** Start of EXERCISE MATERIALS **
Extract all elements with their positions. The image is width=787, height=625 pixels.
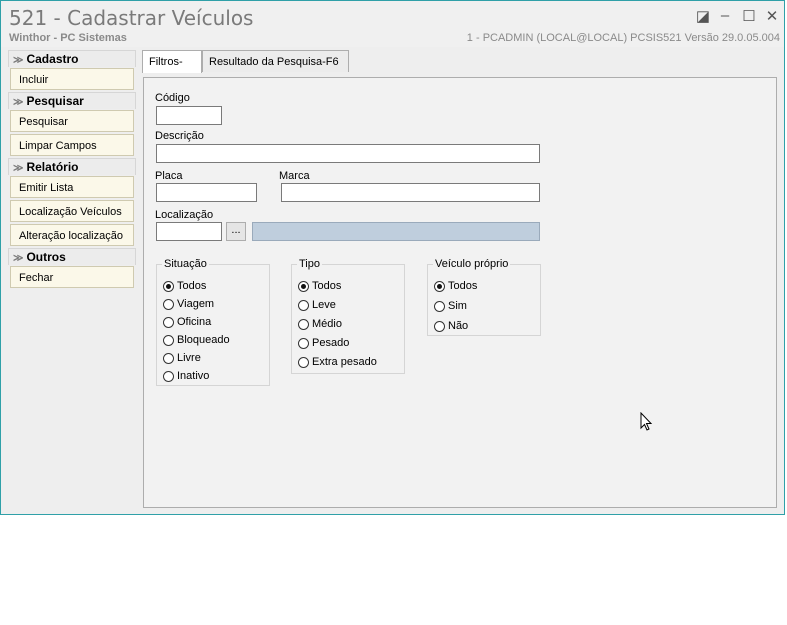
sidebar-item-alteracao-localizacao[interactable]: Alteração localização [10, 224, 134, 246]
tipo-option-pesado[interactable]: Pesado [298, 335, 349, 351]
veiculo-proprio-option-todos[interactable]: Todos [434, 278, 477, 294]
section-pesquisar[interactable]: ≫ Pesquisar [8, 92, 136, 109]
localizacao-description [252, 222, 540, 241]
sidebar-item-emitir-lista[interactable]: Emitir Lista [10, 176, 134, 198]
situacao-option-inativo[interactable]: Inativo [163, 368, 209, 384]
marca-input[interactable] [281, 183, 540, 202]
localizacao-input[interactable] [156, 222, 222, 241]
marca-label: Marca [279, 170, 310, 182]
veiculo-proprio-group: Veículo próprio Todos Sim Não [427, 258, 541, 336]
chevron-down-icon: ≫ [13, 253, 24, 264]
radio-icon [163, 352, 174, 364]
tipo-option-todos[interactable]: Todos [298, 278, 341, 294]
situacao-option-livre[interactable]: Livre [163, 350, 201, 366]
radio-icon [434, 320, 445, 332]
sidebar-item-localizacao-veiculos[interactable]: Localização Veículos [10, 200, 134, 222]
radio-icon [163, 316, 174, 328]
radio-icon [298, 337, 309, 349]
sidebar-item-pesquisar[interactable]: Pesquisar [10, 110, 134, 132]
section-relatorio[interactable]: ≫ Relatório [8, 158, 136, 175]
tab-filtros[interactable]: Filtros-F5 [142, 50, 202, 90]
chevron-down-icon: ≫ [13, 97, 24, 108]
tipo-option-medio[interactable]: Médio [298, 316, 342, 332]
section-title: Cadastro [26, 52, 79, 66]
window-subtitle: Winthor - PC Sistemas [9, 32, 127, 44]
minimize-icon[interactable]: – [716, 7, 734, 24]
radio-icon [163, 298, 174, 310]
codigo-label: Código [155, 92, 190, 104]
radio-selected-icon [434, 280, 445, 292]
codigo-input[interactable] [156, 106, 222, 125]
situacao-title: Situação [162, 258, 209, 270]
situacao-option-bloqueado[interactable]: Bloqueado [163, 332, 230, 348]
section-title: Relatório [26, 160, 79, 174]
sidebar-item-incluir[interactable]: Incluir [10, 68, 134, 90]
chevron-down-icon: ≫ [13, 163, 24, 174]
sidebar: ≫ Cadastro Incluir ≫ Pesquisar Pesquisar L… [8, 50, 136, 290]
localizacao-lookup-button[interactable]: ... [226, 222, 246, 241]
placa-input[interactable] [156, 183, 257, 202]
tab-resultado[interactable]: Resultado da Pesquisa-F6 [202, 50, 349, 72]
section-outros[interactable]: ≫ Outros [8, 248, 136, 265]
radio-icon [434, 300, 445, 312]
system-info: 1 - PCADMIN (LOCAL@LOCAL) PCSIS521 Versã… [466, 32, 780, 44]
veiculo-proprio-title: Veículo próprio [433, 258, 511, 270]
radio-icon [163, 370, 174, 382]
tipo-option-extra-pesado[interactable]: Extra pesado [298, 354, 377, 370]
filters-panel: Código Descrição Placa Marca Localização… [143, 77, 777, 508]
veiculo-proprio-option-nao[interactable]: Não [434, 318, 468, 334]
maximize-icon[interactable]: ☐ [740, 7, 758, 25]
situacao-option-oficina[interactable]: Oficina [163, 314, 211, 330]
chevron-down-icon: ≫ [13, 55, 24, 66]
radio-icon [298, 299, 309, 311]
title-bar: 521 - Cadastrar Veículos Winthor - PC Si… [1, 1, 784, 47]
close-icon[interactable]: ✕ [763, 7, 781, 25]
situacao-group: Situação Todos Viagem Oficina Bloqueado … [156, 258, 270, 386]
section-cadastro[interactable]: ≫ Cadastro [8, 50, 136, 67]
veiculo-proprio-option-sim[interactable]: Sim [434, 298, 467, 314]
radio-icon [298, 318, 309, 330]
situacao-option-todos[interactable]: Todos [163, 278, 206, 294]
sidebar-item-limpar-campos[interactable]: Limpar Campos [10, 134, 134, 156]
radio-icon [298, 356, 309, 368]
mouse-cursor-icon [640, 412, 653, 431]
radio-selected-icon [298, 280, 309, 292]
restore-icon[interactable]: ◪ [694, 7, 712, 25]
sidebar-item-fechar[interactable]: Fechar [10, 266, 134, 288]
radio-selected-icon [163, 280, 174, 292]
radio-icon [163, 334, 174, 346]
localizacao-label: Localização [155, 209, 214, 221]
descricao-label: Descrição [155, 130, 204, 142]
app-window: 521 - Cadastrar Veículos Winthor - PC Si… [0, 0, 785, 515]
tipo-option-leve[interactable]: Leve [298, 297, 336, 313]
situacao-option-viagem[interactable]: Viagem [163, 296, 214, 312]
section-title: Pesquisar [26, 94, 84, 108]
tipo-group: Tipo Todos Leve Médio Pesado Extra pesad… [291, 258, 405, 374]
placa-label: Placa [155, 170, 183, 182]
tipo-title: Tipo [297, 258, 322, 270]
section-title: Outros [26, 250, 66, 264]
window-title: 521 - Cadastrar Veículos [9, 6, 254, 30]
descricao-input[interactable] [156, 144, 540, 163]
** End of EXERCISE MATERIALS **
- _EXERCISE BRIEF_:
Please arrange every line of the items above as a Markdown table with the columns Row and Item line, where Row holds the row number and Item line holds the line, leaving out blank lines and the pictures.

- _RESPONSE_:
| Row | Item line |
|---|---|
| 1 | Extract all elements with their positions. The image is width=787, height=625 pixels. |
| 2 | sidebar-item-alteracao-localizacao[interactable]: Alteração localização [10, 224, 134, 246] |
| 3 | tipo-option-pesado[interactable]: Pesado [298, 335, 349, 351] |
| 4 | veiculo-proprio-option-todos[interactable]: Todos [434, 278, 477, 294] |
| 5 | section-pesquisar[interactable]: ≫ Pesquisar [8, 92, 136, 109] |
| 6 | localizacao-description [252, 222, 540, 241] |
| 7 | sidebar-item-emitir-lista[interactable]: Emitir Lista [10, 176, 134, 198] |
| 8 | situacao-option-inativo[interactable]: Inativo [163, 368, 209, 384] |
| 9 | marca-input[interactable] [281, 183, 540, 202] |
| 10 | localizacao-input[interactable] [156, 222, 222, 241] |
| 11 | marca-label: Marca [279, 170, 310, 182] |
| 12 | veiculo-proprio-group: Veículo próprio Todos Sim Não [427, 258, 541, 336] |
| 13 | chevron-down-icon: ≫ [13, 253, 24, 264] |
| 14 | radio-icon [163, 352, 174, 364] |
| 15 | tipo-option-todos[interactable]: Todos [298, 278, 341, 294] |
| 16 | situacao-option-livre[interactable]: Livre [163, 350, 201, 366] |
| 17 | radio-icon [434, 320, 445, 332] |
| 18 | sidebar-item-localizacao-veiculos[interactable]: Localização Veículos [10, 200, 134, 222] |
| 19 | radio-icon [163, 316, 174, 328] |
| 20 | radio-icon [298, 337, 309, 349] |
| 21 | sidebar-item-pesquisar[interactable]: Pesquisar [10, 110, 134, 132] |
| 22 | section-relatorio[interactable]: ≫ Relatório [8, 158, 136, 175] |
| 23 | tab-filtros[interactable]: Filtros-F5 [142, 50, 202, 90] |
| 24 | chevron-down-icon: ≫ [13, 97, 24, 108] |
| 25 | tipo-option-medio[interactable]: Médio [298, 316, 342, 332] |
| 26 | section-title: Cadastro [26, 52, 79, 66] |
| 27 | window-subtitle: Winthor - PC Sistemas [9, 32, 127, 44] |
| 28 | minimize-icon[interactable]: – [716, 7, 734, 24] |
| 29 | radio-icon [163, 298, 174, 310] |
| 30 | codigo-label: Código [155, 92, 190, 104] |
| 31 | radio-selected-icon [434, 280, 445, 292] |
| 32 | codigo-input[interactable] [156, 106, 222, 125] |
| 33 | situacao-title: Situação [162, 258, 209, 270] |
| 34 | situacao-option-bloqueado[interactable]: Bloqueado [163, 332, 230, 348] |
| 35 | section-title: Relatório [26, 160, 79, 174] |
| 36 | sidebar-item-incluir[interactable]: Incluir [10, 68, 134, 90] |
| 37 | chevron-down-icon: ≫ [13, 163, 24, 174] |
| 38 | sidebar: ≫ Cadastro Incluir ≫ Pesquisar Pesquisar L… [8, 50, 136, 290] |
| 39 | localizacao-lookup-button[interactable]: ... [226, 222, 246, 241] |
| 40 | placa-input[interactable] [156, 183, 257, 202] |
| 41 | tab-resultado[interactable]: Resultado da Pesquisa-F6 [202, 50, 349, 72] |
| 42 | section-outros[interactable]: ≫ Outros [8, 248, 136, 265] |
| 43 | radio-icon [434, 300, 445, 312] |
| 44 | system-info: 1 - PCADMIN (LOCAL@LOCAL) PCSIS521 Versã… [466, 32, 780, 44] |
| 45 | veiculo-proprio-title: Veículo próprio [433, 258, 511, 270] |
| 46 | radio-icon [163, 370, 174, 382] |
| 47 | tipo-option-extra-pesado[interactable]: Extra pesado [298, 354, 377, 370] |
| 48 | filters-panel: Código Descrição Placa Marca Localização… [143, 77, 777, 508] |
| 49 | veiculo-proprio-option-nao[interactable]: Não [434, 318, 468, 334] |
| 50 | maximize-icon[interactable]: ☐ [740, 7, 758, 25] |
| 51 | situacao-option-oficina[interactable]: Oficina [163, 314, 211, 330] |
| 52 | chevron-down-icon: ≫ [13, 55, 24, 66] |
| 53 | radio-icon [298, 299, 309, 311] |
| 54 | title-bar: 521 - Cadastrar Veículos Winthor - PC Si… [1, 1, 784, 47] |
| 55 | close-icon[interactable]: ✕ [763, 7, 781, 25] |
| 56 | situacao-group: Situação Todos Viagem Oficina Bloqueado … [156, 258, 270, 386] |
| 57 | section-cadastro[interactable]: ≫ Cadastro [8, 50, 136, 67] |
| 58 | veiculo-proprio-option-sim[interactable]: Sim [434, 298, 467, 314] |
| 59 | radio-icon [298, 318, 309, 330] |
| 60 | situacao-option-todos[interactable]: Todos [163, 278, 206, 294] |
| 61 | sidebar-item-limpar-campos[interactable]: Limpar Campos [10, 134, 134, 156] |
| 62 | radio-icon [298, 356, 309, 368] |
| 63 | mouse-cursor-icon [640, 412, 653, 431] |
| 64 | radio-selected-icon [298, 280, 309, 292] |
| 65 | restore-icon[interactable]: ◪ [694, 7, 712, 25] |
| 66 | sidebar-item-fechar[interactable]: Fechar [10, 266, 134, 288] |
| 67 | radio-selected-icon [163, 280, 174, 292] |
| 68 | radio-icon [163, 334, 174, 346] |
| 69 | localizacao-label: Localização [155, 209, 214, 221] |
| 70 | descricao-label: Descrição [155, 130, 204, 142] |
| 71 | app-window: 521 - Cadastrar Veículos Winthor - PC Si… [0, 0, 785, 515] |
| 72 | tipo-option-leve[interactable]: Leve [298, 297, 336, 313] |
| 73 | situacao-option-viagem[interactable]: Viagem [163, 296, 214, 312] |
| 74 | section-title: Pesquisar [26, 94, 84, 108] |
| 75 | tipo-group: Tipo Todos Leve Médio Pesado Extra pesad… [291, 258, 405, 374] |
| 76 | placa-label: Placa [155, 170, 183, 182] |
| 77 | tipo-title: Tipo [297, 258, 322, 270] |
| 78 | section-title: Outros [26, 250, 66, 264] |
| 79 | window-title: 521 - Cadastrar Veículos [9, 6, 254, 30] |
| 80 | descricao-input[interactable] [156, 144, 540, 163] |